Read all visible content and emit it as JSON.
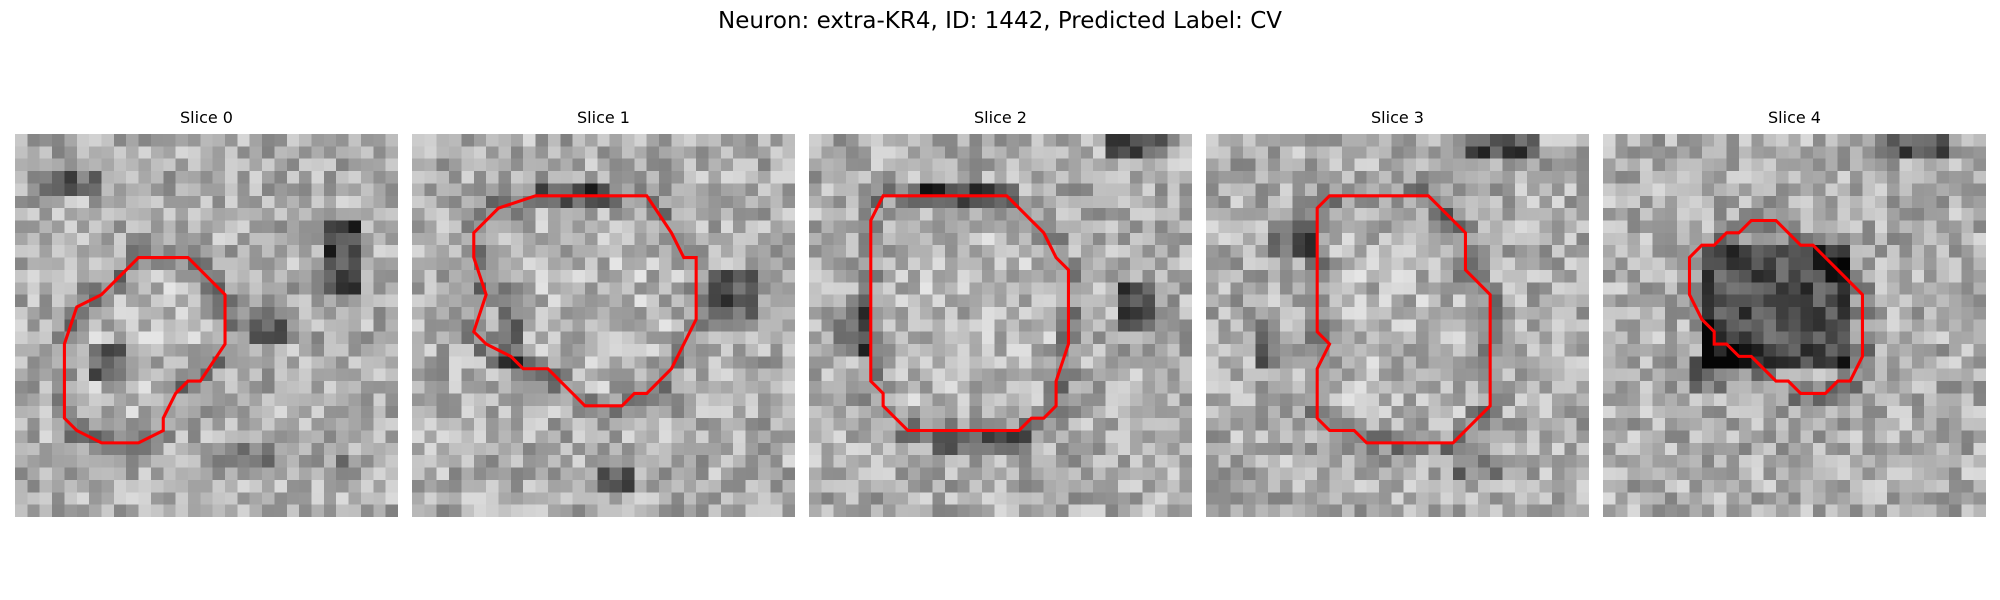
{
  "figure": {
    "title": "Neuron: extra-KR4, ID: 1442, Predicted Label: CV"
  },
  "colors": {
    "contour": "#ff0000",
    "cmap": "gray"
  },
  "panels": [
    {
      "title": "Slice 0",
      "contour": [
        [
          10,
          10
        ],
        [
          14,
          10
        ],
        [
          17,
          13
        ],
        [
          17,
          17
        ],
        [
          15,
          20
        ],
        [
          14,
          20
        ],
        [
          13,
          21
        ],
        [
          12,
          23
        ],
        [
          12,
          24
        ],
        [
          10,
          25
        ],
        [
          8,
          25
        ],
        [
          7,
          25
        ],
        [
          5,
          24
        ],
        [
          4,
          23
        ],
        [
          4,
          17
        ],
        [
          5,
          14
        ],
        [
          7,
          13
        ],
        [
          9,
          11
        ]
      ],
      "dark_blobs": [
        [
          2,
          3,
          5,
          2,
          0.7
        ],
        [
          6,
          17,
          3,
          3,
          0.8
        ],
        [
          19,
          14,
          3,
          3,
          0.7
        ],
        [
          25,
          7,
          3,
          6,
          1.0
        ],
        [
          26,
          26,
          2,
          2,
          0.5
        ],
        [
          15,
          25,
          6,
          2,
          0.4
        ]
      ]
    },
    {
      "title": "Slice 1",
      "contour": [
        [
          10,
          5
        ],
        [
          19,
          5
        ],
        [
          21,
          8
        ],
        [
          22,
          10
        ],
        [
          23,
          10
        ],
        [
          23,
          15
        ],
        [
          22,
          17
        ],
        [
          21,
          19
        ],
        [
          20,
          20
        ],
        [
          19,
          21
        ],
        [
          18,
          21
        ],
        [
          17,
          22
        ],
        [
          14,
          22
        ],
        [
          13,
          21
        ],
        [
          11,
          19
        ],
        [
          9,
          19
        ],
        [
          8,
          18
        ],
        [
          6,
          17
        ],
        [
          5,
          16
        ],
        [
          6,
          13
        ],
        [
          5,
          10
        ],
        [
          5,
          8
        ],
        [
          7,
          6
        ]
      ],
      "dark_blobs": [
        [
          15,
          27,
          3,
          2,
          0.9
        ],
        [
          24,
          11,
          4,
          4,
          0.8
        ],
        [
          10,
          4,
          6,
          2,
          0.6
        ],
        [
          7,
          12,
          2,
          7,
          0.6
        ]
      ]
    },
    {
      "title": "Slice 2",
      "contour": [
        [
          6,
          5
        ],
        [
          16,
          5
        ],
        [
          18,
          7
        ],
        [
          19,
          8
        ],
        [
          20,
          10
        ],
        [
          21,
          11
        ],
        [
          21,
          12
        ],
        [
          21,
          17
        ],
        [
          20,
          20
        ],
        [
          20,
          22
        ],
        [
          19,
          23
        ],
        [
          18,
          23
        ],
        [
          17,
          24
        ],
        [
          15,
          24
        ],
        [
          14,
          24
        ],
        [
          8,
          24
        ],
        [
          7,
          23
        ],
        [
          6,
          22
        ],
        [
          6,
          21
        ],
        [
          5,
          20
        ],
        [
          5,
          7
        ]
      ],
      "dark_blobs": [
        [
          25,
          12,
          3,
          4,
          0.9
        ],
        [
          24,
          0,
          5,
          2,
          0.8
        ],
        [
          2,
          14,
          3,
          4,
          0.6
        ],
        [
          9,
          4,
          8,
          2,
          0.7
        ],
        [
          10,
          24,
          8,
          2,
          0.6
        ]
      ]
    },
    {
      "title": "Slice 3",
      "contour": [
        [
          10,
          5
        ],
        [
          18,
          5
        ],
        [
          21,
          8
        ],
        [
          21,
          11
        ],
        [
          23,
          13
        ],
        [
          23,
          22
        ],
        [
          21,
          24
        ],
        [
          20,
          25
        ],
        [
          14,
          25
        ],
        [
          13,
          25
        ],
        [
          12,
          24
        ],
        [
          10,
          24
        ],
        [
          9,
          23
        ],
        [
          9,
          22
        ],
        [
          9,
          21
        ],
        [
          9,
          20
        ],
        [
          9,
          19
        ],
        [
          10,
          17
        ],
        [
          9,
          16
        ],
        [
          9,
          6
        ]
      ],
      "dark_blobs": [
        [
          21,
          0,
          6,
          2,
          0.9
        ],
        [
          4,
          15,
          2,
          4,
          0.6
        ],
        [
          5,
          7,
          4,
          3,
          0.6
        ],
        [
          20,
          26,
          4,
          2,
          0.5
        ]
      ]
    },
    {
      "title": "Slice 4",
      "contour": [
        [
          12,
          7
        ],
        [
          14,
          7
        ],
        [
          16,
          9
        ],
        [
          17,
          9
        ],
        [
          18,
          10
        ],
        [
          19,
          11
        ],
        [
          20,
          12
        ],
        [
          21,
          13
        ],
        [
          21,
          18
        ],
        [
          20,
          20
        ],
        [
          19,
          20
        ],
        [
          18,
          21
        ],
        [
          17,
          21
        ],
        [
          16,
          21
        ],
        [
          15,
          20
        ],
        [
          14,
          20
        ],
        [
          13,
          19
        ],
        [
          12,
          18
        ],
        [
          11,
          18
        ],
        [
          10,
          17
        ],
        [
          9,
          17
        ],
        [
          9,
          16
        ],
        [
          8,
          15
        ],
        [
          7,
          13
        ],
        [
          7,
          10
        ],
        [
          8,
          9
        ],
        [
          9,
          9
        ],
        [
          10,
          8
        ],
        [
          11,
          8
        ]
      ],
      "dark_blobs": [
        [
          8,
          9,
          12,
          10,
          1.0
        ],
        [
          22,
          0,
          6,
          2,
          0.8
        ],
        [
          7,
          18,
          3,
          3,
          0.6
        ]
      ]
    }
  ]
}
-=-=-=-=-
## [REQUEST]
Repeat the records word for word. Any picture in them should be left out.

## [ANSWER FOR THIS EXERCISE]
Read all visible content and emit it as JSON.
{
  "figure": {
    "title": "Neuron: extra-KR4, ID: 1442, Predicted Label: CV"
  },
  "colors": {
    "contour": "#ff0000",
    "cmap": "gray"
  },
  "panels": [
    {
      "title": "Slice 0",
      "contour": [
        [
          10,
          10
        ],
        [
          14,
          10
        ],
        [
          17,
          13
        ],
        [
          17,
          17
        ],
        [
          15,
          20
        ],
        [
          14,
          20
        ],
        [
          13,
          21
        ],
        [
          12,
          23
        ],
        [
          12,
          24
        ],
        [
          10,
          25
        ],
        [
          8,
          25
        ],
        [
          7,
          25
        ],
        [
          5,
          24
        ],
        [
          4,
          23
        ],
        [
          4,
          17
        ],
        [
          5,
          14
        ],
        [
          7,
          13
        ],
        [
          9,
          11
        ]
      ],
      "dark_blobs": [
        [
          2,
          3,
          5,
          2,
          0.7
        ],
        [
          6,
          17,
          3,
          3,
          0.8
        ],
        [
          19,
          14,
          3,
          3,
          0.7
        ],
        [
          25,
          7,
          3,
          6,
          1.0
        ],
        [
          26,
          26,
          2,
          2,
          0.5
        ],
        [
          15,
          25,
          6,
          2,
          0.4
        ]
      ]
    },
    {
      "title": "Slice 1",
      "contour": [
        [
          10,
          5
        ],
        [
          19,
          5
        ],
        [
          21,
          8
        ],
        [
          22,
          10
        ],
        [
          23,
          10
        ],
        [
          23,
          15
        ],
        [
          22,
          17
        ],
        [
          21,
          19
        ],
        [
          20,
          20
        ],
        [
          19,
          21
        ],
        [
          18,
          21
        ],
        [
          17,
          22
        ],
        [
          14,
          22
        ],
        [
          13,
          21
        ],
        [
          11,
          19
        ],
        [
          9,
          19
        ],
        [
          8,
          18
        ],
        [
          6,
          17
        ],
        [
          5,
          16
        ],
        [
          6,
          13
        ],
        [
          5,
          10
        ],
        [
          5,
          8
        ],
        [
          7,
          6
        ]
      ],
      "dark_blobs": [
        [
          15,
          27,
          3,
          2,
          0.9
        ],
        [
          24,
          11,
          4,
          4,
          0.8
        ],
        [
          10,
          4,
          6,
          2,
          0.6
        ],
        [
          7,
          12,
          2,
          7,
          0.6
        ]
      ]
    },
    {
      "title": "Slice 2",
      "contour": [
        [
          6,
          5
        ],
        [
          16,
          5
        ],
        [
          18,
          7
        ],
        [
          19,
          8
        ],
        [
          20,
          10
        ],
        [
          21,
          11
        ],
        [
          21,
          12
        ],
        [
          21,
          17
        ],
        [
          20,
          20
        ],
        [
          20,
          22
        ],
        [
          19,
          23
        ],
        [
          18,
          23
        ],
        [
          17,
          24
        ],
        [
          15,
          24
        ],
        [
          14,
          24
        ],
        [
          8,
          24
        ],
        [
          7,
          23
        ],
        [
          6,
          22
        ],
        [
          6,
          21
        ],
        [
          5,
          20
        ],
        [
          5,
          7
        ]
      ],
      "dark_blobs": [
        [
          25,
          12,
          3,
          4,
          0.9
        ],
        [
          24,
          0,
          5,
          2,
          0.8
        ],
        [
          2,
          14,
          3,
          4,
          0.6
        ],
        [
          9,
          4,
          8,
          2,
          0.7
        ],
        [
          10,
          24,
          8,
          2,
          0.6
        ]
      ]
    },
    {
      "title": "Slice 3",
      "contour": [
        [
          10,
          5
        ],
        [
          18,
          5
        ],
        [
          21,
          8
        ],
        [
          21,
          11
        ],
        [
          23,
          13
        ],
        [
          23,
          22
        ],
        [
          21,
          24
        ],
        [
          20,
          25
        ],
        [
          14,
          25
        ],
        [
          13,
          25
        ],
        [
          12,
          24
        ],
        [
          10,
          24
        ],
        [
          9,
          23
        ],
        [
          9,
          22
        ],
        [
          9,
          21
        ],
        [
          9,
          20
        ],
        [
          9,
          19
        ],
        [
          10,
          17
        ],
        [
          9,
          16
        ],
        [
          9,
          6
        ]
      ],
      "dark_blobs": [
        [
          21,
          0,
          6,
          2,
          0.9
        ],
        [
          4,
          15,
          2,
          4,
          0.6
        ],
        [
          5,
          7,
          4,
          3,
          0.6
        ],
        [
          20,
          26,
          4,
          2,
          0.5
        ]
      ]
    },
    {
      "title": "Slice 4",
      "contour": [
        [
          12,
          7
        ],
        [
          14,
          7
        ],
        [
          16,
          9
        ],
        [
          17,
          9
        ],
        [
          18,
          10
        ],
        [
          19,
          11
        ],
        [
          20,
          12
        ],
        [
          21,
          13
        ],
        [
          21,
          18
        ],
        [
          20,
          20
        ],
        [
          19,
          20
        ],
        [
          18,
          21
        ],
        [
          17,
          21
        ],
        [
          16,
          21
        ],
        [
          15,
          20
        ],
        [
          14,
          20
        ],
        [
          13,
          19
        ],
        [
          12,
          18
        ],
        [
          11,
          18
        ],
        [
          10,
          17
        ],
        [
          9,
          17
        ],
        [
          9,
          16
        ],
        [
          8,
          15
        ],
        [
          7,
          13
        ],
        [
          7,
          10
        ],
        [
          8,
          9
        ],
        [
          9,
          9
        ],
        [
          10,
          8
        ],
        [
          11,
          8
        ]
      ],
      "dark_blobs": [
        [
          8,
          9,
          12,
          10,
          1.0
        ],
        [
          22,
          0,
          6,
          2,
          0.8
        ],
        [
          7,
          18,
          3,
          3,
          0.6
        ]
      ]
    }
  ]
}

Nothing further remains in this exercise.